I wonder did you approach any mothers groups at all, or did you just assume you wouldn't be welcome because you are a Male?

I ask this because my dad was a stay at home dad in the 1970s while my mother worked and he joined mothers group and we still have family friends that he met at mothers group to this day. He also never had an issue with it being called mothers group.

I think it's interesting that you don't seem aware that some women don't want to be discussing their most private issues in front of men. Instead of trying to change the name of a group, maybe you should read up on the issue and ask women friends why they may have an issue with that. Not everyone will have an issue with that of course, my mother's group had dads in it too. Which was fine. If they want to hear about blood clots post birth then more power to them. I personally thought it was good that dads were taking an active role, but I understand that some women feel uncomfortable and that's fine too.


fightofyourlife 5 years ago

People who disagree will say, “but women won’t be able to talk about their vaginas” or “women won’t feel comfortable venting about their husbands”. But I call bullsh*t. If the men (or women) can’t handle the honesty that occurs in Parenting Groups, then they don’t need to return the following week.

Right but this completely ignores the fact that women don't avoid talking about their vaginas around men because they think the men won't be able to handle it. They don't talk about their vaginas around men because they don't feel comfortable discussing it with men around. Ditto venting about their husbands.

It reminds me of people who have told me I shouldn't feel embarrassed when undressing in medical situations because doctors and nurses "see it all the time". I'm positive they do but I don't undress in front of strangers all the time. It's about my comfort, not theirs.

Guest 5 years ago

Spot on. The author spectacularly fails to understand any perspective apart from his own. It's great that he's woke enough to be comfortable hearing conversations about vaginas, but that is not and was never the real point.

======

= EXERCISE SET =
1 - In the comments on mothers groups, in what decade was the commenter's dad a stay-at-home dad?
2 - Decide whether each statement agrees with the comments on mothers groups. Answer yes or no for each, and quote the words from the comments that decide it.
(a) The commenter's dad objected to the name "mothers group."
(b) One commenter compares the issue to undressing in medical situations.
(c) That same commenter says doctors and nurses rarely see undressed patients.
The rows are separate material with no link to the comments on mothers groups above.

======

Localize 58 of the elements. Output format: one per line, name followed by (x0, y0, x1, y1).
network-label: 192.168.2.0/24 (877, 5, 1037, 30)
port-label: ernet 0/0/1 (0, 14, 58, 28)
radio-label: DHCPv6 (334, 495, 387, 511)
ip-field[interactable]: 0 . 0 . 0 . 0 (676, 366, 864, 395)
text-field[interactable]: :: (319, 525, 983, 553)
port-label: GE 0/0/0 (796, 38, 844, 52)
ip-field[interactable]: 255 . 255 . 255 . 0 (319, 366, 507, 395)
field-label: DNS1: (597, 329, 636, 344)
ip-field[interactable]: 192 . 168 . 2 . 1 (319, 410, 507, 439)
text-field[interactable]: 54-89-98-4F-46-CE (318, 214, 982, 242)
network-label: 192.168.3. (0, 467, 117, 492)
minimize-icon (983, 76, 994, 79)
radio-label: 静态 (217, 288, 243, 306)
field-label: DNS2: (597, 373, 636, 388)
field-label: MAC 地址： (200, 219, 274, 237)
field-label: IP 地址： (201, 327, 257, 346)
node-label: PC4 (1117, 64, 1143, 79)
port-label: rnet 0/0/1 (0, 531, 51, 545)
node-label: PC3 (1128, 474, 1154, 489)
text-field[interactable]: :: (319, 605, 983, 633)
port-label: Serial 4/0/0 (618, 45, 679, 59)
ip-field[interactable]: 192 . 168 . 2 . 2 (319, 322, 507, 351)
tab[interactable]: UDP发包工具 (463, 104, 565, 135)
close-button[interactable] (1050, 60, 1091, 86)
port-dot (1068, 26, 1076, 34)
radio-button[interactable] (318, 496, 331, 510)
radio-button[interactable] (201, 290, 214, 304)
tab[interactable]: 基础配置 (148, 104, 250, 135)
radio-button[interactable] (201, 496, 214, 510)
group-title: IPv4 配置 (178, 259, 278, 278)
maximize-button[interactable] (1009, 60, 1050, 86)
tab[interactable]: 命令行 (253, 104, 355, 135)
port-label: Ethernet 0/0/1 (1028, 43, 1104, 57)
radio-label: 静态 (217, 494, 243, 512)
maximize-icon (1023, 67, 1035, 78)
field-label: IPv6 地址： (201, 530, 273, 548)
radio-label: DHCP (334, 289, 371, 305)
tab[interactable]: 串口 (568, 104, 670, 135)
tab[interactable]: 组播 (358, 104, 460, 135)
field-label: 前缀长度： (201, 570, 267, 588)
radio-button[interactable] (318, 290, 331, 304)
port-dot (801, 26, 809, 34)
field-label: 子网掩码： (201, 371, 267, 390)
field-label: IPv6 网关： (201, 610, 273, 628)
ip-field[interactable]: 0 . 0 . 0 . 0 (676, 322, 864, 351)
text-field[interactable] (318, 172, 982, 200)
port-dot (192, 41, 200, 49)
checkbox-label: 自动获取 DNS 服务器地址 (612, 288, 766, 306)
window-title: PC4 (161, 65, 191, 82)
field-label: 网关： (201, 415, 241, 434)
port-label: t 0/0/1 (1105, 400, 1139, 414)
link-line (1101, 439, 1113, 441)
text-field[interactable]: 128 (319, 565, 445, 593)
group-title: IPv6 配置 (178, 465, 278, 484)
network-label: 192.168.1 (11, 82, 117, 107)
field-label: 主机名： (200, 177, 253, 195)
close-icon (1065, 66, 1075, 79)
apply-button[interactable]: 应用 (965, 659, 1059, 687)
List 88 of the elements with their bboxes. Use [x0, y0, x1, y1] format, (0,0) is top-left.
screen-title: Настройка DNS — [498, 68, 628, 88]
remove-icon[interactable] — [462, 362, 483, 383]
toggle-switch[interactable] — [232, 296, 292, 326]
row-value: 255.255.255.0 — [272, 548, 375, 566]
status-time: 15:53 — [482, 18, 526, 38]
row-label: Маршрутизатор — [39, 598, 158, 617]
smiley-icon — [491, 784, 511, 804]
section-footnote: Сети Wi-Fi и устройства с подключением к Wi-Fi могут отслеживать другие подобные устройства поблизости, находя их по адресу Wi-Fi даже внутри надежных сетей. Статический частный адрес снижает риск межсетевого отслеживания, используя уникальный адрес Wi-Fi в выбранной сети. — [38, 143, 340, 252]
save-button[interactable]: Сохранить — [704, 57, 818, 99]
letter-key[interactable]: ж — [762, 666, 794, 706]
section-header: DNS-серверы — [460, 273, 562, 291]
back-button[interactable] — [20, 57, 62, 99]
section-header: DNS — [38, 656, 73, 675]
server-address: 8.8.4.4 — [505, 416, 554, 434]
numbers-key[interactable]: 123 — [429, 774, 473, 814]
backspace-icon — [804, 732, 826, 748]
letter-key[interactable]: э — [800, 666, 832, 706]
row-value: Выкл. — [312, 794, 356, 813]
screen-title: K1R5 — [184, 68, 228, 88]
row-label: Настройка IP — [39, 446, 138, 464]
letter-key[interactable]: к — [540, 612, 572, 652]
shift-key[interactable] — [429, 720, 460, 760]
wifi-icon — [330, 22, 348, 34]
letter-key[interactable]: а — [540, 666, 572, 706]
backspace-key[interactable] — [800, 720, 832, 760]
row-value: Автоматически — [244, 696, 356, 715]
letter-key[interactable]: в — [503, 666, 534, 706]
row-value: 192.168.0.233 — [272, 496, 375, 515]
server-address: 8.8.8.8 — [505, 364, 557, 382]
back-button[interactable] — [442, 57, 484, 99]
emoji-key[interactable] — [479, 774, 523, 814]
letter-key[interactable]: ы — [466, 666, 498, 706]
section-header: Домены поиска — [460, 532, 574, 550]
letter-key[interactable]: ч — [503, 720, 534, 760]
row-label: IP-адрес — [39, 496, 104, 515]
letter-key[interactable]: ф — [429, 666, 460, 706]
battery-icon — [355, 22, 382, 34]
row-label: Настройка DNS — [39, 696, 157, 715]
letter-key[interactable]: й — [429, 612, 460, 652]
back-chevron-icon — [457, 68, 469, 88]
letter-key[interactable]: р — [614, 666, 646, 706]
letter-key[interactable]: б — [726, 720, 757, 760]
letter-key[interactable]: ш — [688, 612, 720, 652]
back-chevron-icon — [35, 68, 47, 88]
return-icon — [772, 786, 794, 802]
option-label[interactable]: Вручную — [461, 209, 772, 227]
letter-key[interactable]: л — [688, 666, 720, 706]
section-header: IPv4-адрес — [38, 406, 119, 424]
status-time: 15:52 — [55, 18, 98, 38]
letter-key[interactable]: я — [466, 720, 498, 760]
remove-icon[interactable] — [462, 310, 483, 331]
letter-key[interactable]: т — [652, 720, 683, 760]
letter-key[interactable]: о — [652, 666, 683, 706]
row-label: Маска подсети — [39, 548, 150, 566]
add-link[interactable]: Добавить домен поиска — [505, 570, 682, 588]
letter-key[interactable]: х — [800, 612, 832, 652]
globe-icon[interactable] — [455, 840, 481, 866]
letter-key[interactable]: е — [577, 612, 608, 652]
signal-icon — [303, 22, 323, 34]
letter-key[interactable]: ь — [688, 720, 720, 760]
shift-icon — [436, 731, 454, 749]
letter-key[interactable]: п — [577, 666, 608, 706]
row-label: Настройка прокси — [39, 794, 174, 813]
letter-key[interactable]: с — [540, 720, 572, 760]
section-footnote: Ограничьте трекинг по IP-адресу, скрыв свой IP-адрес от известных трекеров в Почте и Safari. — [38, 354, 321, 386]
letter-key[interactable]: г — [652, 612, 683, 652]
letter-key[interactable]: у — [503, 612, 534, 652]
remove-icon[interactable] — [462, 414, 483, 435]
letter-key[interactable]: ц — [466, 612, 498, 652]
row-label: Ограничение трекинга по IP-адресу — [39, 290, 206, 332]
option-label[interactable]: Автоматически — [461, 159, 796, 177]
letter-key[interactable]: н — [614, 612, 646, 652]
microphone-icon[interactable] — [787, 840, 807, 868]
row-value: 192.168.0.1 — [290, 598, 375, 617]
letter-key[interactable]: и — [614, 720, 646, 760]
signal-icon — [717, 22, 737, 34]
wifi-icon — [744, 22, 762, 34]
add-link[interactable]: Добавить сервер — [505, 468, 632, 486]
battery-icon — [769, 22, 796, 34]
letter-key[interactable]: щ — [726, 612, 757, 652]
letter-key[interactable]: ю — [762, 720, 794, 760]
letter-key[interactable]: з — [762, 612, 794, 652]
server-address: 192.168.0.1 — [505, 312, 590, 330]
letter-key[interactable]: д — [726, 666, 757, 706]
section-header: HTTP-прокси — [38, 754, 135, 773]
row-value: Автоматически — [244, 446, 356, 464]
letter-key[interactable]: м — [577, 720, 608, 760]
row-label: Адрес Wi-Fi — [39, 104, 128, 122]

======

= EXERCISE ANSWERS =
1 - The 1970s.

2 -
(a) No: "He also never had an issue with it being called mothers group."
(b) Yes: "It reminds me of people who have told me I shouldn't feel embarrassed when undressing in medical situations"
(c) No: "I'm positive they do but I don't undress in front of strangers all the time."